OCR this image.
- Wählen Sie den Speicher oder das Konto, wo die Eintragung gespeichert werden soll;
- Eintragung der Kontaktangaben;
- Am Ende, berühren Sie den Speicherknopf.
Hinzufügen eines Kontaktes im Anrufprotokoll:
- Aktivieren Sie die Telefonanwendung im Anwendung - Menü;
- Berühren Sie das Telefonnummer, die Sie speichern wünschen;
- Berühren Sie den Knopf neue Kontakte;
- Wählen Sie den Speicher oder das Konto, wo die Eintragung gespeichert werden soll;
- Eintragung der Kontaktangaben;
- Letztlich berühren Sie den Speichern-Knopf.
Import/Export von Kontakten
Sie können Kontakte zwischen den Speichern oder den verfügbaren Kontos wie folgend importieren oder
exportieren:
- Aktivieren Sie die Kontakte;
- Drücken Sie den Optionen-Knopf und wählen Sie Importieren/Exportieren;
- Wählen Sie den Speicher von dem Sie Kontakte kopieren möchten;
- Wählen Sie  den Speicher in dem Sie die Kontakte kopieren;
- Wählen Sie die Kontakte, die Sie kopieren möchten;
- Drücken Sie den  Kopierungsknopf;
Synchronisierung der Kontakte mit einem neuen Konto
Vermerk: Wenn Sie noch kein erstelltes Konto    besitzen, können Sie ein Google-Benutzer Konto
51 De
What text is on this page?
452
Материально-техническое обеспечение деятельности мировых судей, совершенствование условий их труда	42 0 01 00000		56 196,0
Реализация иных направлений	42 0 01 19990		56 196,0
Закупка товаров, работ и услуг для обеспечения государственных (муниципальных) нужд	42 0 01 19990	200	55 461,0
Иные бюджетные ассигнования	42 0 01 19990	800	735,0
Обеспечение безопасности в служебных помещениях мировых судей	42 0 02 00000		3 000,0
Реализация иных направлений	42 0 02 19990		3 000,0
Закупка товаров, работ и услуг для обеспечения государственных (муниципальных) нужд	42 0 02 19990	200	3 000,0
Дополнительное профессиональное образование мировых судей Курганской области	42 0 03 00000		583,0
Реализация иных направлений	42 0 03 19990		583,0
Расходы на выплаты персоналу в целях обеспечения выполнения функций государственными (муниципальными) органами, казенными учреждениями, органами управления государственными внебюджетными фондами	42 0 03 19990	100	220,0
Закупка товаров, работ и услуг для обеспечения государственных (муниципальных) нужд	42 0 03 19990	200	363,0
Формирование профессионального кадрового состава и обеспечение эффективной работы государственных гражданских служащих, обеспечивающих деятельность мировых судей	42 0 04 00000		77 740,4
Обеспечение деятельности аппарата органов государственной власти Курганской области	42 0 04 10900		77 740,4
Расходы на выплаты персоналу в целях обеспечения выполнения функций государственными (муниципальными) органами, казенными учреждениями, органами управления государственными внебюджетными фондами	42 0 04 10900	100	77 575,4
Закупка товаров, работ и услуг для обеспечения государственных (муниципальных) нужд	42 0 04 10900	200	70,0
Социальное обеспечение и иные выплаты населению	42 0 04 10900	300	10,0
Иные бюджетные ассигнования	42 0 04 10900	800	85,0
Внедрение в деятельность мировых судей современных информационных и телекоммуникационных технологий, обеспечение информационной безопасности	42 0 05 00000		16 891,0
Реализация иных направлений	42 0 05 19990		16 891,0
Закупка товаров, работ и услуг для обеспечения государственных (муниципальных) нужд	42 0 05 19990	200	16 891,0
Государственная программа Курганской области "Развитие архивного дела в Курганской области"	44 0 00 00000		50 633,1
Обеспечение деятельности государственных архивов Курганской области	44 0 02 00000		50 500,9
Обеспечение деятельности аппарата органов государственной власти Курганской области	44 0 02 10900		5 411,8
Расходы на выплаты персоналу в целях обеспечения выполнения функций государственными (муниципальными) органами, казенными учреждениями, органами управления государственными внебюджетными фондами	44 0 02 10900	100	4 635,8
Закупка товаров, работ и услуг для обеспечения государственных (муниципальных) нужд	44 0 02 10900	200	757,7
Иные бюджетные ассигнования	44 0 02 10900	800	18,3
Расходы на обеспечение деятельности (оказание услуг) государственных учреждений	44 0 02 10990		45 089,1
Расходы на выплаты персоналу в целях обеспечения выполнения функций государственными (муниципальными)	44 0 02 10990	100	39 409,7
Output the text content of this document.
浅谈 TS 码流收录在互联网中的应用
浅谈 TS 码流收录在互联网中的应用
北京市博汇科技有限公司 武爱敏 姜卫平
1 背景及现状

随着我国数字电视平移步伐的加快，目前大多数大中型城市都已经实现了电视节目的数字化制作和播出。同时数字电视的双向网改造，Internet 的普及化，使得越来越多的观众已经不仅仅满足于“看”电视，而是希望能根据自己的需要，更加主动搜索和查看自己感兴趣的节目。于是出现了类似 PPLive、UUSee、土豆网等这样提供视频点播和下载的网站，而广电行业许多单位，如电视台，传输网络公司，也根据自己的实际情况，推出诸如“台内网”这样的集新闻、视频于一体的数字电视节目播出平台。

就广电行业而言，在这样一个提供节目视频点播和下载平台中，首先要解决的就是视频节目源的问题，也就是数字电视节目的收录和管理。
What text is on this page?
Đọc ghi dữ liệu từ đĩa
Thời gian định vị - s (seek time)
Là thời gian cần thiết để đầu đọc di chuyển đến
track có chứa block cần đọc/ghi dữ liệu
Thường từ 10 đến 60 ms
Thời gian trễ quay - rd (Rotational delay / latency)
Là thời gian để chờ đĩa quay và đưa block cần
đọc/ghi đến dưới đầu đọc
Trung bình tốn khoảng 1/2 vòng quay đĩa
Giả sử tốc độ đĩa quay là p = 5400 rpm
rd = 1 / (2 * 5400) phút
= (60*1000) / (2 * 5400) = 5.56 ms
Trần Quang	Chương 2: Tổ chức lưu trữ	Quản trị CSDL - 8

• • • •

### EXERCISE TASK
Transcribe each entry precisely, missing none.

### FINISHED EXERCISE
OCR this image.
- Wählen Sie den Speicher oder das Konto, wo die Eintragung gespeichert werden soll;
- Eintragung der Kontaktangaben;
- Am Ende, berühren Sie den Speicherknopf.
Hinzufügen eines Kontaktes im Anrufprotokoll:
- Aktivieren Sie die Telefonanwendung im Anwendung - Menü;
- Berühren Sie das Telefonnummer, die Sie speichern wünschen;
- Berühren Sie den Knopf neue Kontakte;
- Wählen Sie den Speicher oder das Konto, wo die Eintragung gespeichert werden soll;
- Eintragung der Kontaktangaben;
- Letztlich berühren Sie den Speichern-Knopf.
Import/Export von Kontakten
Sie können Kontakte zwischen den Speichern oder den verfügbaren Kontos wie folgend importieren oder
exportieren:
- Aktivieren Sie die Kontakte;
- Drücken Sie den Optionen-Knopf und wählen Sie Importieren/Exportieren;
- Wählen Sie den Speicher von dem Sie Kontakte kopieren möchten;
- Wählen Sie  den Speicher in dem Sie die Kontakte kopieren;
- Wählen Sie die Kontakte, die Sie kopieren möchten;
- Drücken Sie den  Kopierungsknopf;
Synchronisierung der Kontakte mit einem neuen Konto
Vermerk: Wenn Sie noch kein erstelltes Konto    besitzen, können Sie ein Google-Benutzer Konto
51 De
What text is on this page?
452
Материально-техническое обеспечение деятельности мировых судей, совершенствование условий их труда	42 0 01 00000		56 196,0
Реализация иных направлений	42 0 01 19990		56 196,0
Закупка товаров, работ и услуг для обеспечения государственных (муниципальных) нужд	42 0 01 19990	200	55 461,0
Иные бюджетные ассигнования	42 0 01 19990	800	735,0
Обеспечение безопасности в служебных помещениях мировых судей	42 0 02 00000		3 000,0
Реализация иных направлений	42 0 02 19990		3 000,0
Закупка товаров, работ и услуг для обеспечения государственных (муниципальных) нужд	42 0 02 19990	200	3 000,0
Дополнительное профессиональное образование мировых судей Курганской области	42 0 03 00000		583,0
Реализация иных направлений	42 0 03 19990		583,0
Расходы на выплаты персоналу в целях обеспечения выполнения функций государственными (муниципальными) органами, казенными учреждениями, органами управления государственными внебюджетными фондами	42 0 03 19990	100	220,0
Закупка товаров, работ и услуг для обеспечения государственных (муниципальных) нужд	42 0 03 19990	200	363,0
Формирование профессионального кадрового состава и обеспечение эффективной работы государственных гражданских служащих, обеспечивающих деятельность мировых судей	42 0 04 00000		77 740,4
Обеспечение деятельности аппарата органов государственной власти Курганской области	42 0 04 10900		77 740,4
Расходы на выплаты персоналу в целях обеспечения выполнения функций государственными (муниципальными) органами, казенными учреждениями, органами управления государственными внебюджетными фондами	42 0 04 10900	100	77 575,4
Закупка товаров, работ и услуг для обеспечения государственных (муниципальных) нужд	42 0 04 10900	200	70,0
Социальное обеспечение и иные выплаты населению	42 0 04 10900	300	10,0
Иные бюджетные ассигнования	42 0 04 10900	800	85,0
Внедрение в деятельность мировых судей современных информационных и телекоммуникационных технологий, обеспечение информационной безопасности	42 0 05 00000		16 891,0
Реализация иных направлений	42 0 05 19990		16 891,0
Закупка товаров, работ и услуг для обеспечения государственных (муниципальных) нужд	42 0 05 19990	200	16 891,0
Государственная программа Курганской области "Развитие архивного дела в Курганской области"	44 0 00 00000		50 633,1
Обеспечение деятельности государственных архивов Курганской области	44 0 02 00000		50 500,9
Обеспечение деятельности аппарата органов государственной власти Курганской области	44 0 02 10900		5 411,8
Расходы на выплаты персоналу в целях обеспечения выполнения функций государственными (муниципальными) органами, казенными учреждениями, органами управления государственными внебюджетными фондами	44 0 02 10900	100	4 635,8
Закупка товаров, работ и услуг для обеспечения государственных (муниципальных) нужд	44 0 02 10900	200	757,7
Иные бюджетные ассигнования	44 0 02 10900	800	18,3
Расходы на обеспечение деятельности (оказание услуг) государственных учреждений	44 0 02 10990		45 089,1
Расходы на выплаты персоналу в целях обеспечения выполнения функций государственными (муниципальными)	44 0 02 10990	100	39 409,7
Output the text content of this document.
浅谈 TS 码流收录在互联网中的应用
浅谈 TS 码流收录在互联网中的应用
北京市博汇科技有限公司 武爱敏 姜卫平
1 背景及现状

随着我国数字电视平移步伐的加快，目前大多数大中型城市都已经实现了电视节目的数字化制作和播出。同时数字电视的双向网改造，Internet 的普及化，使得越来越多的观众已经不仅仅满足于“看”电视，而是希望能根据自己的需要，更加主动搜索和查看自己感兴趣的节目。于是出现了类似 PPLive、UUSee、土豆网等这样提供视频点播和下载的网站，而广电行业许多单位，如电视台，传输网络公司，也根据自己的实际情况，推出诸如“台内网”这样的集新闻、视频于一体的数字电视节目播出平台。

就广电行业而言，在这样一个提供节目视频点播和下载平台中，首先要解决的就是视频节目源的问题，也就是数字电视节目的收录和管理。
What text is on this page?
Đọc ghi dữ liệu từ đĩa
Thời gian định vị - s (seek time)
Là thời gian cần thiết để đầu đọc di chuyển đến
track có chứa block cần đọc/ghi dữ liệu
Thường từ 10 đến 60 ms
Thời gian trễ quay - rd (Rotational delay / latency)
Là thời gian để chờ đĩa quay và đưa block cần
đọc/ghi đến dưới đầu đọc
Trung bình tốn khoảng 1/2 vòng quay đĩa
Giả sử tốc độ đĩa quay là p = 5400 rpm
rd = 1 / (2 * 5400) phút
= (60*1000) / (2 * 5400) = 5.56 ms
Trần Quang	Chương 2: Tổ chức lưu trữ	Quản trị CSDL - 8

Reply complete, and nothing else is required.